EXERCISE |
Select every line holding the word "this" and copy it.

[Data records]
--- Begin ---
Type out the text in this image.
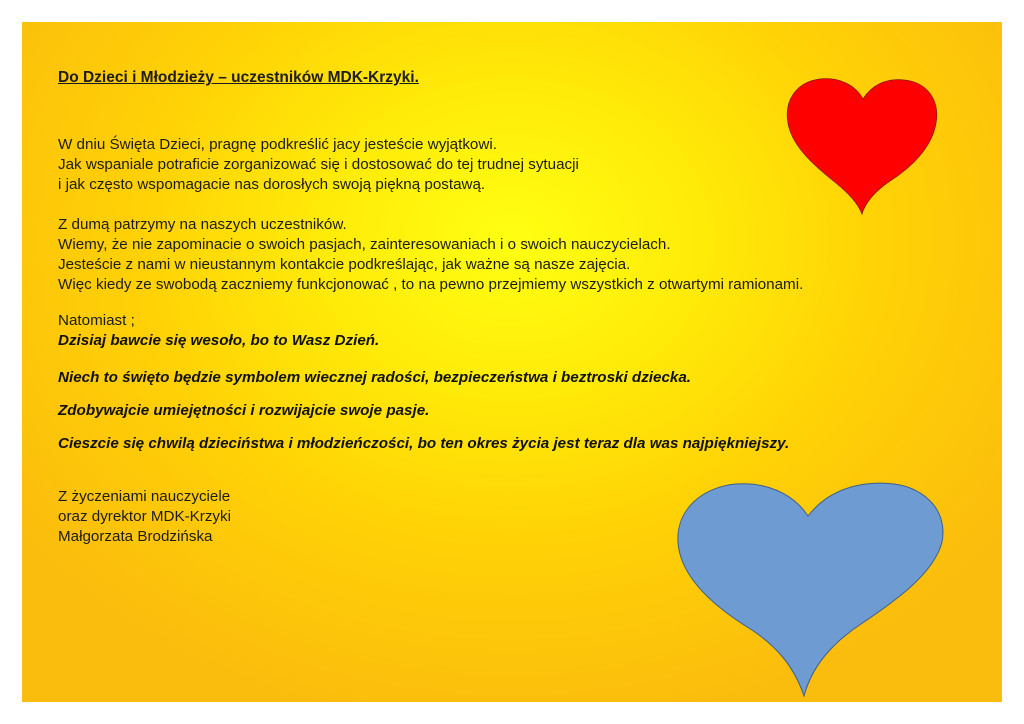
Do Dzieci i Młodzieży – uczestników MDK-Krzyki.

W dniu Święta Dzieci, pragnę podkreślić jacy jesteście wyjątkowi.
Jak wspaniale potraficie zorganizować się i dostosować do tej trudnej sytuacji
i jak często wspomagacie nas dorosłych swoją piękną postawą.
Z dumą patrzymy na naszych uczestników.
Wiemy, że nie zapominacie o swoich pasjach, zainteresowaniach i o swoich nauczycielach.
Jesteście z nami w nieustannym kontakcie podkreślając, jak ważne są nasze zajęcia.
Więc kiedy ze swobodą zaczniemy funkcjonować , to na pewno przejmiemy wszystkich z otwartymi ramionami.

Natomiast ;

Dzisiaj bawcie się wesoło, bo to Wasz Dzień.

Niech to święto będzie symbolem wiecznej radości, bezpieczeństwa i beztroski dziecka.

Zdobywajcie umiejętności i rozwijajcie swoje pasje.

Cieszcie się chwilą dzieciństwa i młodzieńczości, bo ten okres życia jest teraz dla was najpiękniejszy.

Z życzeniami nauczyciele
oraz dyrektor MDK-Krzyki
Małgorzata Brodzińska
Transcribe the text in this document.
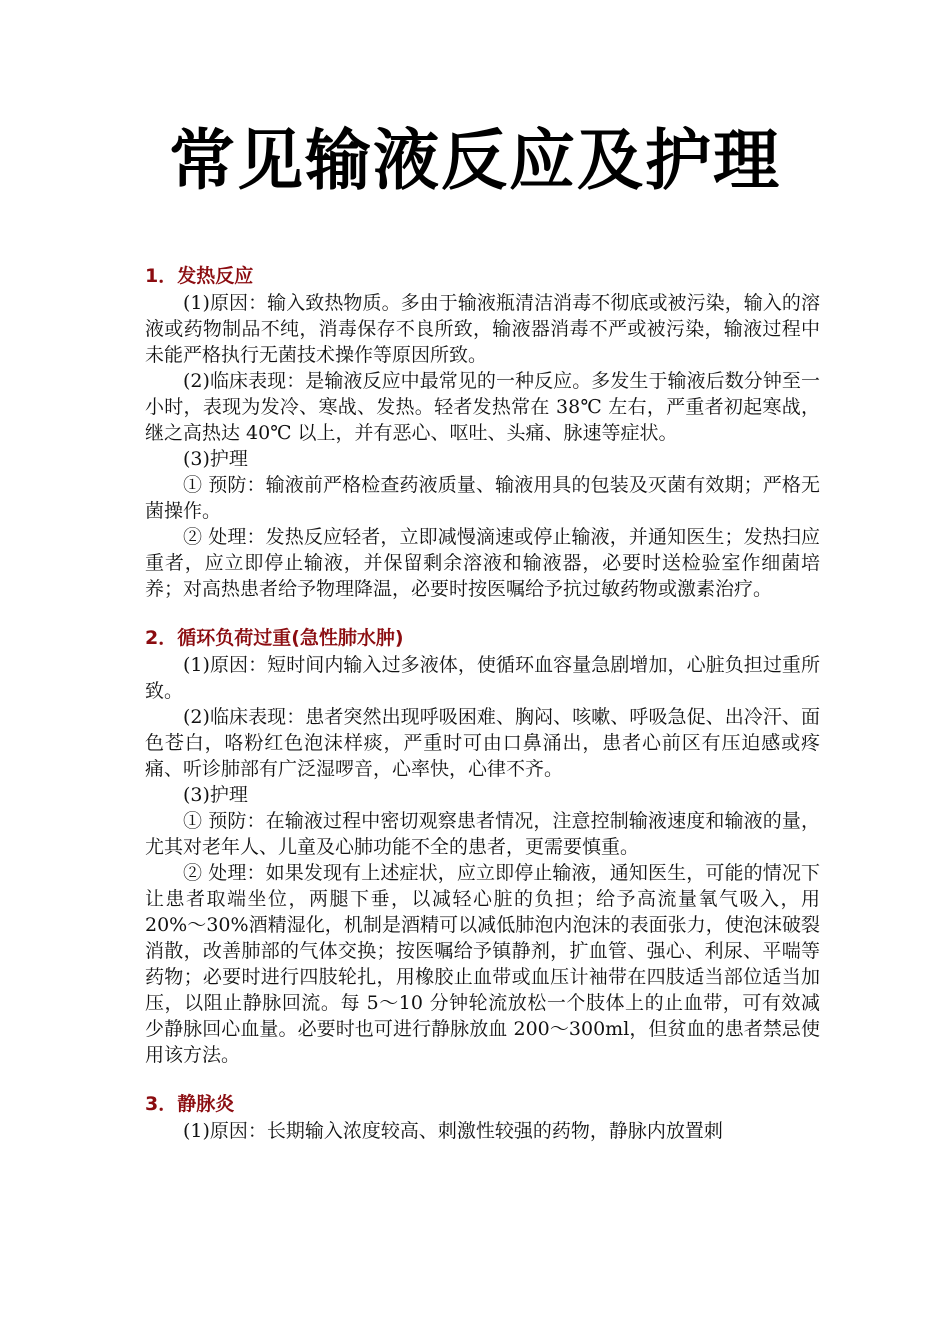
常见输液反应及护理

1．发热反应

(1)原因：输入致热物质。多由于输液瓶清洁消毒不彻底或被污染，输入的溶液或药物制品不纯，消毒保存不良所致，输液器消毒不严或被污染，输液过程中未能严格执行无菌技术操作等原因所致。

(2)临床表现：是输液反应中最常见的一种反应。多发生于输液后数分钟至一小时，表现为发冷、寒战、发热。轻者发热常在 38℃ 左右，严重者初起寒战，继之高热达 40℃ 以上，并有恶心、呕吐、头痛、脉速等症状。

(3)护理

① 预防：输液前严格检查药液质量、输液用具的包装及灭菌有效期；严格无菌操作。

② 处理：发热反应轻者，立即减慢滴速或停止输液，并通知医生；发热扫应重者，应立即停止输液，并保留剩余溶液和输液器，必要时送检验室作细菌培养；对高热患者给予物理降温，必要时按医嘱给予抗过敏药物或激素治疗。

2．循环负荷过重(急性肺水肿)

(1)原因：短时间内输入过多液体，使循环血容量急剧增加，心脏负担过重所致。

(2)临床表现：患者突然出现呼吸困难、胸闷、咳嗽、呼吸急促、出冷汗、面色苍白，咯粉红色泡沫样痰，严重时可由口鼻涌出，患者心前区有压迫感或疼痛、听诊肺部有广泛湿啰音，心率快，心律不齐。

(3)护理

① 预防：在输液过程中密切观察患者情况，注意控制输液速度和输液的量，尤其对老年人、儿童及心肺功能不全的患者，更需要慎重。

② 处理：如果发现有上述症状，应立即停止输液，通知医生，可能的情况下让患者取端坐位，两腿下垂，以减轻心脏的负担；给予高流量氧气吸入，用 20%～30%酒精湿化，机制是酒精可以减低肺泡内泡沫的表面张力，使泡沫破裂消散，改善肺部的气体交换；按医嘱给予镇静剂，扩血管、强心、利尿、平喘等药物；必要时进行四肢轮扎，用橡胶止血带或血压计袖带在四肢适当部位适当加压，以阻止静脉回流。每 5～10 分钟轮流放松一个肢体上的止血带，可有效减少静脉回心血量。必要时也可进行静脉放血 200～300ml，但贫血的患者禁忌使用该方法。

3．静脉炎

(1)原因：长期输入浓度较高、刺激性较强的药物，静脉内放置刺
--- End ---
ANSWER FOR THE TASK |
Type out the text in this image.
Transcribe the text in this document.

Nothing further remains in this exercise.